Exercise directions: Using the listing below, select the lines with the word "Annulus" and copy them.

Data lines:
========================

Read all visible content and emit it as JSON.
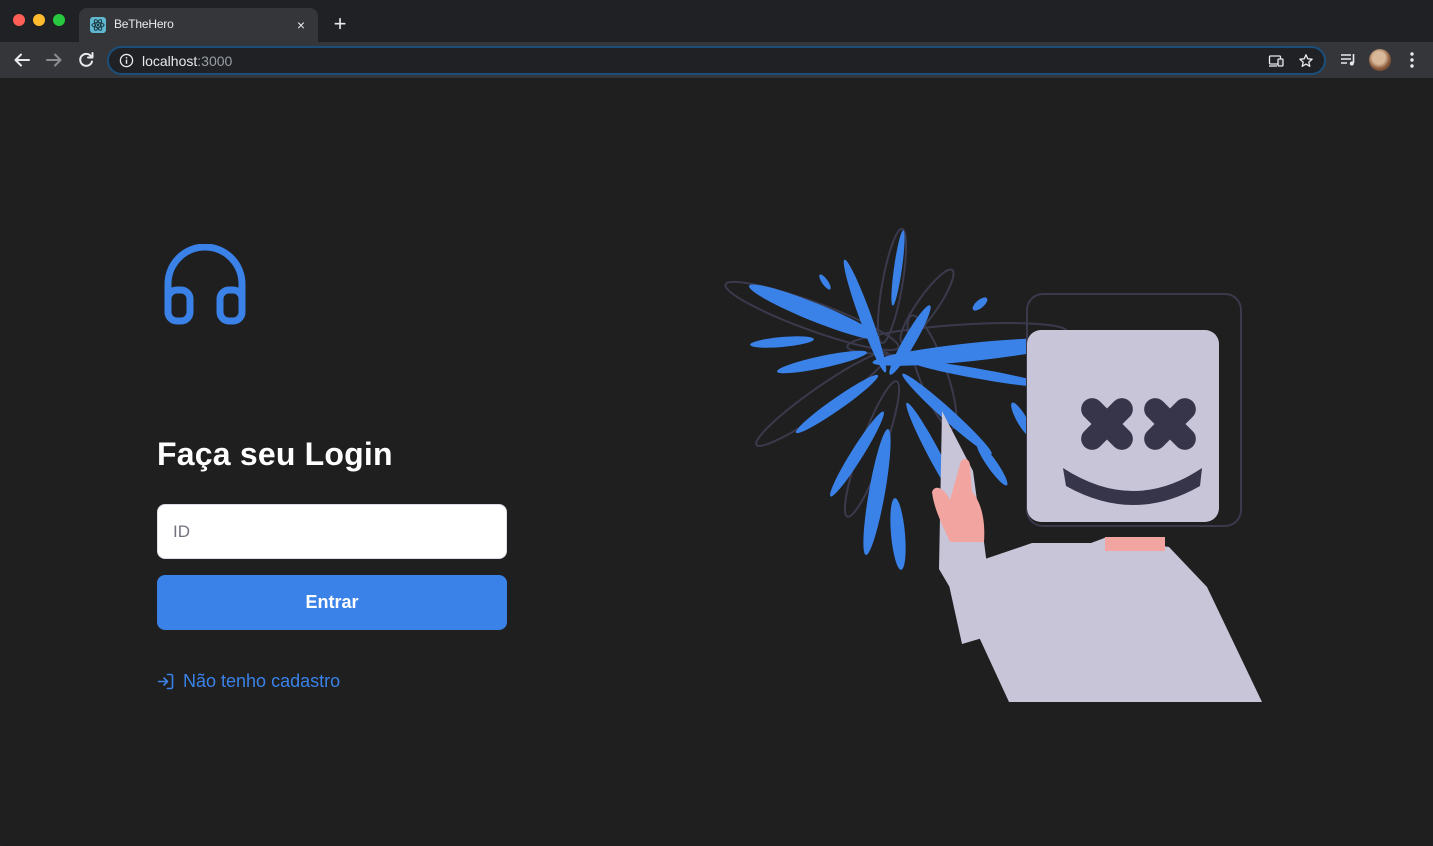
{
  "browser": {
    "tab_title": "BeTheHero",
    "tab_close": "×",
    "new_tab": "+",
    "url_host": "localhost",
    "url_port": ":3000"
  },
  "page": {
    "login_title": "Faça seu Login",
    "id_placeholder": "ID",
    "id_value": "",
    "enter_label": "Entrar",
    "register_link": "Não tenho cadastro"
  },
  "colors": {
    "accent": "#3a82e8",
    "background": "#1f1f20",
    "mascot_body": "#c8c5d9",
    "mascot_dark": "#373549"
  },
  "icons": {
    "logo": "headphones-icon",
    "register": "log-in-icon",
    "favicon": "react-icon"
  }
}
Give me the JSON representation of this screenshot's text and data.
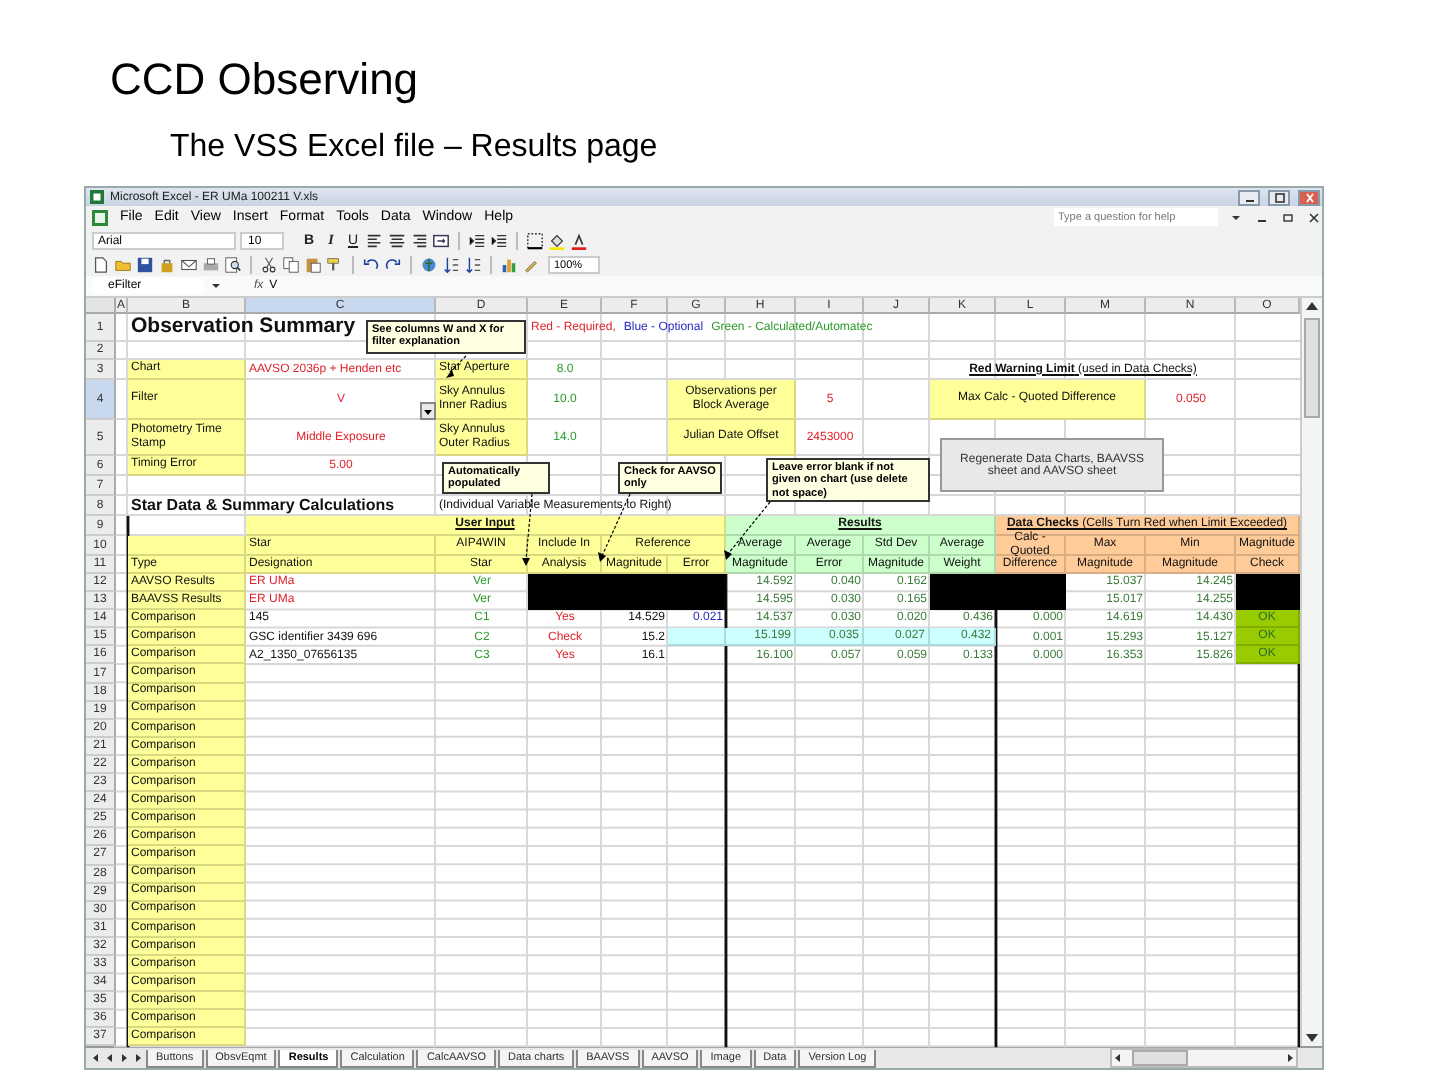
{
  "slide": {
    "title": "CCD Observing",
    "subtitle": "The VSS Excel file – Results page"
  },
  "window": {
    "title": "Microsoft Excel - ER UMa 100211 V.xls"
  },
  "menu": [
    "File",
    "Edit",
    "View",
    "Insert",
    "Format",
    "Tools",
    "Data",
    "Window",
    "Help"
  ],
  "help_box": {
    "placeholder": "Type a question for help"
  },
  "format_toolbar": {
    "font": "Arial",
    "size": "10",
    "style_buttons": [
      "B",
      "I",
      "U"
    ]
  },
  "standard_toolbar": {
    "zoom": "100%"
  },
  "formula_bar": {
    "name_box": "eFilter",
    "function_label": "fx",
    "value": "V"
  },
  "columns": [
    {
      "label": "A",
      "selected": false
    },
    {
      "label": "B",
      "selected": false
    },
    {
      "label": "C",
      "selected": true
    },
    {
      "label": "D",
      "selected": false
    },
    {
      "label": "E",
      "selected": false
    },
    {
      "label": "F",
      "selected": false
    },
    {
      "label": "G",
      "selected": false
    },
    {
      "label": "H",
      "selected": false
    },
    {
      "label": "I",
      "selected": false
    },
    {
      "label": "J",
      "selected": false
    },
    {
      "label": "K",
      "selected": false
    },
    {
      "label": "L",
      "selected": false
    },
    {
      "label": "M",
      "selected": false
    },
    {
      "label": "N",
      "selected": false
    },
    {
      "label": "O",
      "selected": false
    }
  ],
  "rows": [
    {
      "label": "1",
      "selected": false,
      "cells": {
        "B:C": {
          "text": "Observation Summary",
          "kind": "title"
        },
        "E:J": {
          "kind": "legend",
          "parts": [
            {
              "text": "Red - Required,",
              "color": "#e0202a"
            },
            {
              "text": "Blue - Optional",
              "color": "#2828c0"
            },
            {
              "text": "Green - Calculated/Automatec",
              "color": "#2a9a2a"
            }
          ]
        }
      }
    },
    {
      "label": "2",
      "selected": false,
      "cells": {}
    },
    {
      "label": "3",
      "selected": false,
      "cells": {
        "B": {
          "text": "Chart",
          "kind": "label"
        },
        "C": {
          "text": "AAVSO 2036p + Henden etc",
          "kind": "input"
        },
        "D": {
          "text": "Star Aperture",
          "kind": "label"
        },
        "E": {
          "text": "8.0",
          "kind": "auto"
        },
        "K:N": {
          "text": "**Red Warning Limit** (used in Data Checks)",
          "kind": "caption"
        }
      }
    },
    {
      "label": "4",
      "selected": true,
      "cells": {
        "B": {
          "text": "Filter",
          "kind": "label"
        },
        "C": {
          "text": "V",
          "kind": "entry"
        },
        "D": {
          "text": "Sky Annulus Inner Radius",
          "kind": "label"
        },
        "E": {
          "text": "10.0",
          "kind": "auto"
        },
        "G:H": {
          "text": "Observations per Block Average",
          "kind": "field"
        },
        "I": {
          "text": "5",
          "kind": "entry"
        },
        "K:M": {
          "text": "Max Calc - Quoted Difference",
          "kind": "field"
        },
        "N": {
          "text": "0.050",
          "kind": "entry"
        }
      }
    },
    {
      "label": "5",
      "selected": false,
      "cells": {
        "B": {
          "text": "Photometry Time Stamp",
          "kind": "label"
        },
        "C": {
          "text": "Middle Exposure",
          "kind": "entry"
        },
        "D": {
          "text": "Sky Annulus Outer Radius",
          "kind": "label"
        },
        "E": {
          "text": "14.0",
          "kind": "auto"
        },
        "G:H": {
          "text": "Julian Date Offset",
          "kind": "field"
        },
        "I": {
          "text": "2453000",
          "kind": "entry"
        }
      }
    },
    {
      "label": "6",
      "selected": false,
      "cells": {
        "B": {
          "text": "Timing Error",
          "kind": "label"
        },
        "C": {
          "text": "5.00",
          "kind": "entry"
        }
      }
    },
    {
      "label": "7",
      "selected": false,
      "cells": {}
    },
    {
      "label": "8",
      "selected": false,
      "cells": {
        "B:C": {
          "text": "Star Data & Summary Calculations",
          "kind": "heading"
        },
        "D:G": {
          "text": "(Individual Variable Measurements to Right)",
          "kind": "plain"
        }
      }
    },
    {
      "label": "9",
      "selected": false,
      "cells": {
        "C:G": {
          "text": "User Input",
          "kind": "group"
        },
        "H:K": {
          "text": "Results",
          "kind": "results"
        },
        "L:O": {
          "text": "**Data Checks** (Cells Turn Red when Limit Exceeded)",
          "kind": "checks"
        }
      }
    },
    {
      "label": "10",
      "selected": false,
      "cells": {
        "B": {
          "kind": "label"
        },
        "C": {
          "text": "Star",
          "kind": "label"
        },
        "D": {
          "text": "AIP4WIN",
          "kind": "field"
        },
        "E": {
          "text": "Include In",
          "kind": "field"
        },
        "F:G": {
          "text": "Reference",
          "kind": "field"
        },
        "H": {
          "text": "Average",
          "kind": "calc"
        },
        "I": {
          "text": "Average",
          "kind": "calc"
        },
        "J": {
          "text": "Std Dev",
          "kind": "calc"
        },
        "K": {
          "text": "Average",
          "kind": "calc"
        },
        "L": {
          "text": "Calc - Quoted",
          "kind": "check"
        },
        "M": {
          "text": "Max",
          "kind": "check"
        },
        "N": {
          "text": "Min",
          "kind": "check"
        },
        "O": {
          "text": "Magnitude",
          "kind": "check"
        }
      }
    },
    {
      "label": "11",
      "selected": false,
      "cells": {
        "B": {
          "text": "Type",
          "kind": "label"
        },
        "C": {
          "text": "Designation",
          "kind": "label"
        },
        "D": {
          "text": "Star",
          "kind": "field"
        },
        "E": {
          "text": "Analysis",
          "kind": "field"
        },
        "F": {
          "text": "Magnitude",
          "kind": "field"
        },
        "G": {
          "text": "Error",
          "kind": "field"
        },
        "H": {
          "text": "Magnitude",
          "kind": "calc"
        },
        "I": {
          "text": "Error",
          "kind": "calc"
        },
        "J": {
          "text": "Magnitude",
          "kind": "calc"
        },
        "K": {
          "text": "Weight",
          "kind": "calc"
        },
        "L": {
          "text": "Difference",
          "kind": "check"
        },
        "M": {
          "text": "Magnitude",
          "kind": "check"
        },
        "N": {
          "text": "Magnitude",
          "kind": "check"
        },
        "O": {
          "text": "Check",
          "kind": "check"
        }
      }
    },
    {
      "label": "12",
      "selected": false,
      "cells": {
        "B": {
          "text": "AAVSO Results",
          "kind": "label"
        },
        "C": {
          "text": "ER UMa",
          "kind": "input"
        },
        "D": {
          "text": "Ver",
          "kind": "auto"
        },
        "E:G": {
          "kind": "mask"
        },
        "H": {
          "text": "14.592",
          "kind": "result"
        },
        "I": {
          "text": "0.040",
          "kind": "result"
        },
        "J": {
          "text": "0.162",
          "kind": "result"
        },
        "K:L": {
          "kind": "mask"
        },
        "M": {
          "text": "15.037",
          "kind": "result"
        },
        "N": {
          "text": "14.245",
          "kind": "result"
        },
        "O": {
          "kind": "mask"
        }
      }
    },
    {
      "label": "13",
      "selected": false,
      "cells": {
        "B": {
          "text": "BAAVSS Results",
          "kind": "label"
        },
        "C": {
          "text": "ER UMa",
          "kind": "input"
        },
        "D": {
          "text": "Ver",
          "kind": "auto"
        },
        "E:G": {
          "kind": "mask"
        },
        "H": {
          "text": "14.595",
          "kind": "result"
        },
        "I": {
          "text": "0.030",
          "kind": "result"
        },
        "J": {
          "text": "0.165",
          "kind": "result"
        },
        "K:L": {
          "kind": "mask"
        },
        "M": {
          "text": "15.017",
          "kind": "result"
        },
        "N": {
          "text": "14.255",
          "kind": "result"
        },
        "O": {
          "kind": "mask"
        }
      }
    },
    {
      "label": "14",
      "selected": false,
      "cells": {
        "B": {
          "text": "Comparison",
          "kind": "label"
        },
        "C": {
          "text": "145",
          "kind": "plain"
        },
        "D": {
          "text": "C1",
          "kind": "auto"
        },
        "E": {
          "text": "Yes",
          "kind": "entry"
        },
        "F": {
          "text": "14.529",
          "kind": "number"
        },
        "G": {
          "text": "0.021",
          "kind": "optional"
        },
        "H": {
          "text": "14.537",
          "kind": "result"
        },
        "I": {
          "text": "0.030",
          "kind": "result"
        },
        "J": {
          "text": "0.020",
          "kind": "result"
        },
        "K": {
          "text": "0.436",
          "kind": "result"
        },
        "L": {
          "text": "0.000",
          "kind": "result"
        },
        "M": {
          "text": "14.619",
          "kind": "result"
        },
        "N": {
          "text": "14.430",
          "kind": "result"
        },
        "O": {
          "text": "OK",
          "kind": "ok"
        }
      }
    },
    {
      "label": "15",
      "selected": false,
      "cells": {
        "B": {
          "text": "Comparison",
          "kind": "label"
        },
        "C": {
          "text": "GSC identifier 3439 696",
          "kind": "plain"
        },
        "D": {
          "text": "C2",
          "kind": "auto"
        },
        "E": {
          "text": "Check",
          "kind": "entry"
        },
        "F": {
          "text": "15.2",
          "kind": "number"
        },
        "G": {
          "kind": "shade"
        },
        "H": {
          "text": "15.199",
          "kind": "highlighted"
        },
        "I": {
          "text": "0.035",
          "kind": "highlighted"
        },
        "J": {
          "text": "0.027",
          "kind": "highlighted"
        },
        "K": {
          "text": "0.432",
          "kind": "highlighted"
        },
        "L": {
          "text": "0.001",
          "kind": "result"
        },
        "M": {
          "text": "15.293",
          "kind": "result"
        },
        "N": {
          "text": "15.127",
          "kind": "result"
        },
        "O": {
          "text": "OK",
          "kind": "ok"
        }
      }
    },
    {
      "label": "16",
      "selected": false,
      "cells": {
        "B": {
          "text": "Comparison",
          "kind": "label"
        },
        "C": {
          "text": "A2_1350_07656135",
          "kind": "plain"
        },
        "D": {
          "text": "C3",
          "kind": "auto"
        },
        "E": {
          "text": "Yes",
          "kind": "entry"
        },
        "F": {
          "text": "16.1",
          "kind": "number"
        },
        "H": {
          "text": "16.100",
          "kind": "result"
        },
        "I": {
          "text": "0.057",
          "kind": "result"
        },
        "J": {
          "text": "0.059",
          "kind": "result"
        },
        "K": {
          "text": "0.133",
          "kind": "result"
        },
        "L": {
          "text": "0.000",
          "kind": "result"
        },
        "M": {
          "text": "16.353",
          "kind": "result"
        },
        "N": {
          "text": "15.826",
          "kind": "result"
        },
        "O": {
          "text": "OK",
          "kind": "ok"
        }
      }
    },
    {
      "label": "17",
      "selected": false,
      "cells": {
        "B": {
          "text": "Comparison",
          "kind": "label"
        }
      }
    },
    {
      "label": "18",
      "selected": false,
      "cells": {
        "B": {
          "text": "Comparison",
          "kind": "label"
        }
      }
    },
    {
      "label": "19",
      "selected": false,
      "cells": {
        "B": {
          "text": "Comparison",
          "kind": "label"
        }
      }
    },
    {
      "label": "20",
      "selected": false,
      "cells": {
        "B": {
          "text": "Comparison",
          "kind": "label"
        }
      }
    },
    {
      "label": "21",
      "selected": false,
      "cells": {
        "B": {
          "text": "Comparison",
          "kind": "label"
        }
      }
    },
    {
      "label": "22",
      "selected": false,
      "cells": {
        "B": {
          "text": "Comparison",
          "kind": "label"
        }
      }
    },
    {
      "label": "23",
      "selected": false,
      "cells": {
        "B": {
          "text": "Comparison",
          "kind": "label"
        }
      }
    },
    {
      "label": "24",
      "selected": false,
      "cells": {
        "B": {
          "text": "Comparison",
          "kind": "label"
        }
      }
    },
    {
      "label": "25",
      "selected": false,
      "cells": {
        "B": {
          "text": "Comparison",
          "kind": "label"
        }
      }
    },
    {
      "label": "26",
      "selected": false,
      "cells": {
        "B": {
          "text": "Comparison",
          "kind": "label"
        }
      }
    },
    {
      "label": "27",
      "selected": false,
      "cells": {
        "B": {
          "text": "Comparison",
          "kind": "label"
        }
      }
    },
    {
      "label": "28",
      "selected": false,
      "cells": {
        "B": {
          "text": "Comparison",
          "kind": "label"
        }
      }
    },
    {
      "label": "29",
      "selected": false,
      "cells": {
        "B": {
          "text": "Comparison",
          "kind": "label"
        }
      }
    },
    {
      "label": "30",
      "selected": false,
      "cells": {
        "B": {
          "text": "Comparison",
          "kind": "label"
        }
      }
    },
    {
      "label": "31",
      "selected": false,
      "cells": {
        "B": {
          "text": "Comparison",
          "kind": "label"
        }
      }
    },
    {
      "label": "32",
      "selected": false,
      "cells": {
        "B": {
          "text": "Comparison",
          "kind": "label"
        }
      }
    },
    {
      "label": "33",
      "selected": false,
      "cells": {
        "B": {
          "text": "Comparison",
          "kind": "label"
        }
      }
    },
    {
      "label": "34",
      "selected": false,
      "cells": {
        "B": {
          "text": "Comparison",
          "kind": "label"
        }
      }
    },
    {
      "label": "35",
      "selected": false,
      "cells": {
        "B": {
          "text": "Comparison",
          "kind": "label"
        }
      }
    },
    {
      "label": "36",
      "selected": false,
      "cells": {
        "B": {
          "text": "Comparison",
          "kind": "label"
        }
      }
    },
    {
      "label": "37",
      "selected": false,
      "cells": {
        "B": {
          "text": "Comparison",
          "kind": "label"
        }
      }
    }
  ],
  "notes": [
    "See columns W and X for filter explanation",
    "Automatically populated",
    "Check for AAVSO only",
    "Leave error blank if not given on chart (use delete not space)"
  ],
  "sheet_button": "Regenerate Data Charts, BAAVSS sheet and AAVSO sheet",
  "sheet_tabs": [
    {
      "label": "Buttons",
      "selected": false
    },
    {
      "label": "ObsvEqmt",
      "selected": false
    },
    {
      "label": "Results",
      "selected": true
    },
    {
      "label": "Calculation",
      "selected": false
    },
    {
      "label": "CalcAAVSO",
      "selected": false
    },
    {
      "label": "Data charts",
      "selected": false
    },
    {
      "label": "BAAVSS",
      "selected": false
    },
    {
      "label": "AAVSO",
      "selected": false
    },
    {
      "label": "Image",
      "selected": false
    },
    {
      "label": "Data",
      "selected": false
    },
    {
      "label": "Version Log",
      "selected": false
    }
  ]
}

========================

Reply to the exercise:
          "text": "Sky Annulus Inner Radius",
          "text": "Sky Annulus Outer Radius",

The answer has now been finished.